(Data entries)
▬▬▬

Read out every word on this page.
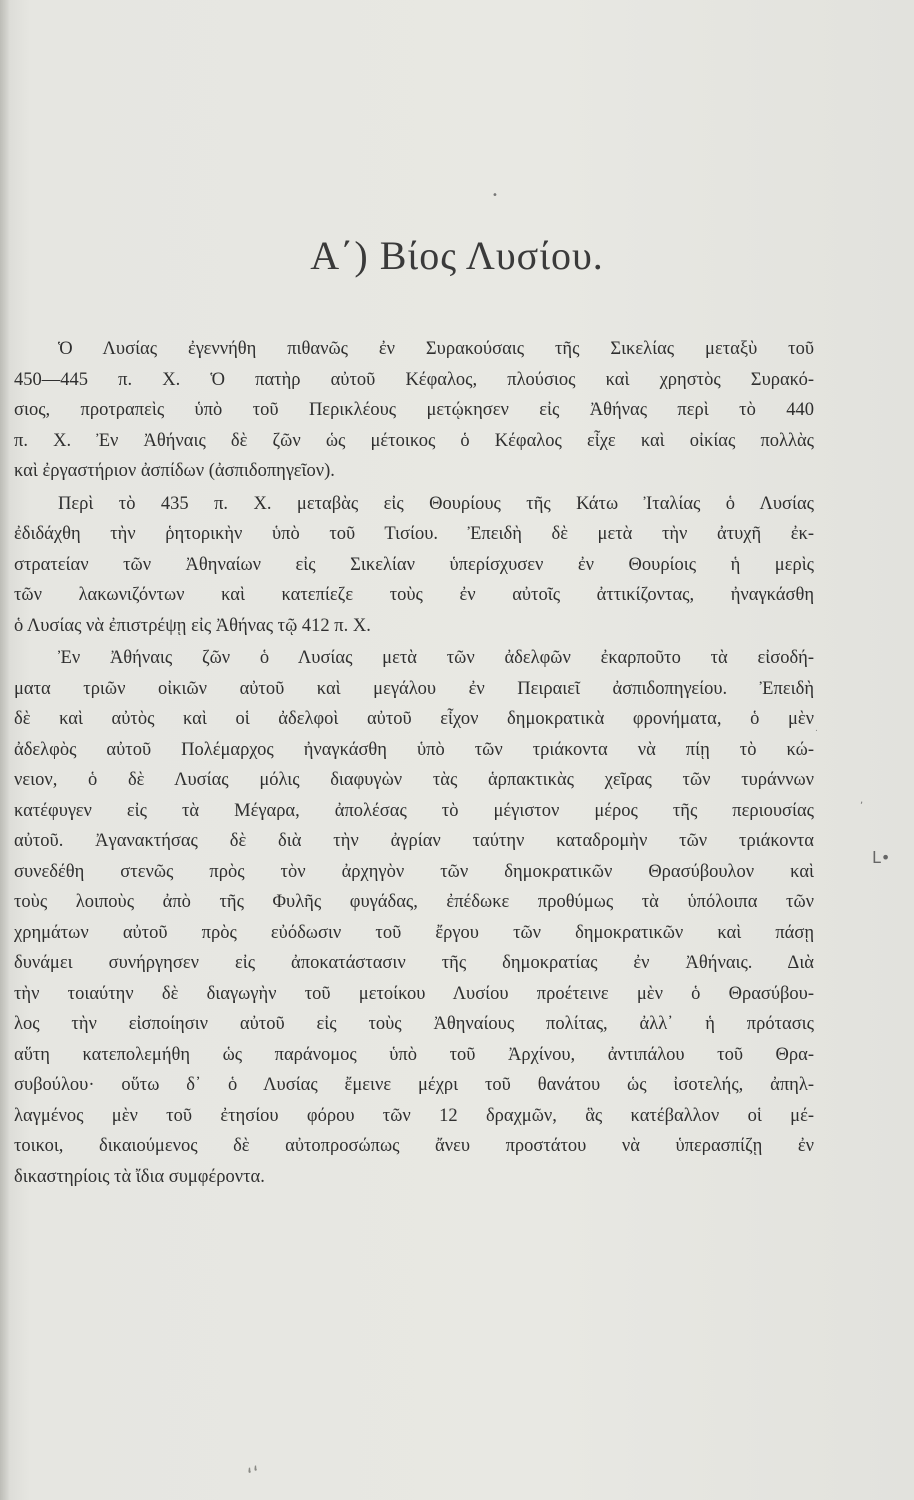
Α΄) Βίος Λυσίου.
Ὁ Λυσίας ἐγεννήθη πιθανῶς ἐν Συρακούσαις τῆς Σικελίας μεταξὺ τοῦ
450—445 π. Χ. Ὁ πατὴρ αὐτοῦ Κέφαλος, πλούσιος καὶ χρηστὸς Συρακό-
σιος, προτραπεὶς ὑπὸ τοῦ Περικλέους μετῴκησεν εἰς Ἀθήνας περὶ τὸ 440
π. Χ. Ἐν Ἀθήναις δὲ ζῶν ὡς μέτοικος ὁ Κέφαλος εἶχε καὶ οἰκίας πολλὰς
καὶ ἐργαστήριον ἀσπίδων (ἀσπιδοπηγεῖον).
Περὶ τὸ 435 π. Χ. μεταβὰς εἰς Θουρίους τῆς Κάτω Ἰταλίας ὁ Λυσίας
ἐδιδάχθη τὴν ῥητορικὴν ὑπὸ τοῦ Τισίου. Ἐπειδὴ δὲ μετὰ τὴν ἀτυχῆ ἐκ-
στρατείαν τῶν Ἀθηναίων εἰς Σικελίαν ὑπερίσχυσεν ἐν Θουρίοις ἡ μερὶς
τῶν λακωνιζόντων καὶ κατεπίεζε τοὺς ἐν αὐτοῖς ἀττικίζοντας, ἠναγκάσθη
ὁ Λυσίας νὰ ἐπιστρέψῃ εἰς Ἀθήνας τῷ 412 π. Χ.
Ἐν Ἀθήναις ζῶν ὁ Λυσίας μετὰ τῶν ἀδελφῶν ἐκαρποῦτο τὰ εἰσοδή-
ματα τριῶν οἰκιῶν αὐτοῦ καὶ μεγάλου ἐν Πειραιεῖ ἀσπιδοπηγείου. Ἐπειδὴ
δὲ καὶ αὐτὸς καὶ οἱ ἀδελφοὶ αὐτοῦ εἶχον δημοκρατικὰ φρονήματα, ὁ μὲν
ἀδελφὸς αὐτοῦ Πολέμαρχος ἠναγκάσθη ὑπὸ τῶν τριάκοντα νὰ πίῃ τὸ κώ-
νειον, ὁ δὲ Λυσίας μόλις διαφυγὼν τὰς ἁρπακτικὰς χεῖρας τῶν τυράννων
κατέφυγεν εἰς τὰ Μέγαρα, ἀπολέσας τὸ μέγιστον μέρος τῆς περιουσίας
αὐτοῦ. Ἀγανακτήσας δὲ διὰ τὴν ἀγρίαν ταύτην καταδρομὴν τῶν τριάκοντα
συνεδέθη στενῶς πρὸς τὸν ἀρχηγὸν τῶν δημοκρατικῶν Θρασύβουλον καὶ
τοὺς λοιποὺς ἀπὸ τῆς Φυλῆς φυγάδας, ἐπέδωκε προθύμως τὰ ὑπόλοιπα τῶν
χρημάτων αὐτοῦ πρὸς εὐόδωσιν τοῦ ἔργου τῶν δημοκρατικῶν καὶ πάσῃ
δυνάμει συνήργησεν εἰς ἀποκατάστασιν τῆς δημοκρατίας ἐν Ἀθήναις. Διὰ
τὴν τοιαύτην δὲ διαγωγὴν τοῦ μετοίκου Λυσίου προέτεινε μὲν ὁ Θρασύβου-
λος τὴν εἰσποίησιν αὐτοῦ εἰς τοὺς Ἀθηναίους πολίτας, ἀλλ᾿ ἡ πρότασις
αὕτη κατεπολεμήθη ὡς παράνομος ὑπὸ τοῦ Ἀρχίνου, ἀντιπάλου τοῦ Θρα-
συβούλου· οὕτω δ᾿ ὁ Λυσίας ἔμεινε μέχρι τοῦ θανάτου ὡς ἰσοτελής, ἀπηλ-
λαγμένος μὲν τοῦ ἐτησίου φόρου τῶν 12 δραχμῶν, ἃς κατέβαλλον οἱ μέ-
τοικοι, δικαιούμενος δὲ αὐτοπροσώπως ἄνευ προστάτου νὰ ὑπερασπίζῃ ἐν
δικαστηρίοις τὰ ἴδια συμφέροντα.
•
,
.
ᒪ•
ʻʻ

▬▬▬

| DIRECTION |
Give back the entries verbatim. Do not include any picture.

| RESULT FOR THIS EXERCISE |
Read out every word on this page.
Α΄) Βίος Λυσίου.
Ὁ Λυσίας ἐγεννήθη πιθανῶς ἐν Συρακούσαις τῆς Σικελίας μεταξὺ τοῦ
450—445 π. Χ. Ὁ πατὴρ αὐτοῦ Κέφαλος, πλούσιος καὶ χρηστὸς Συρακό-
σιος, προτραπεὶς ὑπὸ τοῦ Περικλέους μετῴκησεν εἰς Ἀθήνας περὶ τὸ 440
π. Χ. Ἐν Ἀθήναις δὲ ζῶν ὡς μέτοικος ὁ Κέφαλος εἶχε καὶ οἰκίας πολλὰς
καὶ ἐργαστήριον ἀσπίδων (ἀσπιδοπηγεῖον).
Περὶ τὸ 435 π. Χ. μεταβὰς εἰς Θουρίους τῆς Κάτω Ἰταλίας ὁ Λυσίας
ἐδιδάχθη τὴν ῥητορικὴν ὑπὸ τοῦ Τισίου. Ἐπειδὴ δὲ μετὰ τὴν ἀτυχῆ ἐκ-
στρατείαν τῶν Ἀθηναίων εἰς Σικελίαν ὑπερίσχυσεν ἐν Θουρίοις ἡ μερὶς
τῶν λακωνιζόντων καὶ κατεπίεζε τοὺς ἐν αὐτοῖς ἀττικίζοντας, ἠναγκάσθη
ὁ Λυσίας νὰ ἐπιστρέψῃ εἰς Ἀθήνας τῷ 412 π. Χ.
Ἐν Ἀθήναις ζῶν ὁ Λυσίας μετὰ τῶν ἀδελφῶν ἐκαρποῦτο τὰ εἰσοδή-
ματα τριῶν οἰκιῶν αὐτοῦ καὶ μεγάλου ἐν Πειραιεῖ ἀσπιδοπηγείου. Ἐπειδὴ
δὲ καὶ αὐτὸς καὶ οἱ ἀδελφοὶ αὐτοῦ εἶχον δημοκρατικὰ φρονήματα, ὁ μὲν
ἀδελφὸς αὐτοῦ Πολέμαρχος ἠναγκάσθη ὑπὸ τῶν τριάκοντα νὰ πίῃ τὸ κώ-
νειον, ὁ δὲ Λυσίας μόλις διαφυγὼν τὰς ἁρπακτικὰς χεῖρας τῶν τυράννων
κατέφυγεν εἰς τὰ Μέγαρα, ἀπολέσας τὸ μέγιστον μέρος τῆς περιουσίας
αὐτοῦ. Ἀγανακτήσας δὲ διὰ τὴν ἀγρίαν ταύτην καταδρομὴν τῶν τριάκοντα
συνεδέθη στενῶς πρὸς τὸν ἀρχηγὸν τῶν δημοκρατικῶν Θρασύβουλον καὶ
τοὺς λοιποὺς ἀπὸ τῆς Φυλῆς φυγάδας, ἐπέδωκε προθύμως τὰ ὑπόλοιπα τῶν
χρημάτων αὐτοῦ πρὸς εὐόδωσιν τοῦ ἔργου τῶν δημοκρατικῶν καὶ πάσῃ
δυνάμει συνήργησεν εἰς ἀποκατάστασιν τῆς δημοκρατίας ἐν Ἀθήναις. Διὰ
τὴν τοιαύτην δὲ διαγωγὴν τοῦ μετοίκου Λυσίου προέτεινε μὲν ὁ Θρασύβου-
λος τὴν εἰσποίησιν αὐτοῦ εἰς τοὺς Ἀθηναίους πολίτας, ἀλλ᾿ ἡ πρότασις
αὕτη κατεπολεμήθη ὡς παράνομος ὑπὸ τοῦ Ἀρχίνου, ἀντιπάλου τοῦ Θρα-
συβούλου· οὕτω δ᾿ ὁ Λυσίας ἔμεινε μέχρι τοῦ θανάτου ὡς ἰσοτελής, ἀπηλ-
λαγμένος μὲν τοῦ ἐτησίου φόρου τῶν 12 δραχμῶν, ἃς κατέβαλλον οἱ μέ-
τοικοι, δικαιούμενος δὲ αὐτοπροσώπως ἄνευ προστάτου νὰ ὑπερασπίζῃ ἐν
δικαστηρίοις τὰ ἴδια συμφέροντα.
•
,
.
ᒪ•
ʻʻ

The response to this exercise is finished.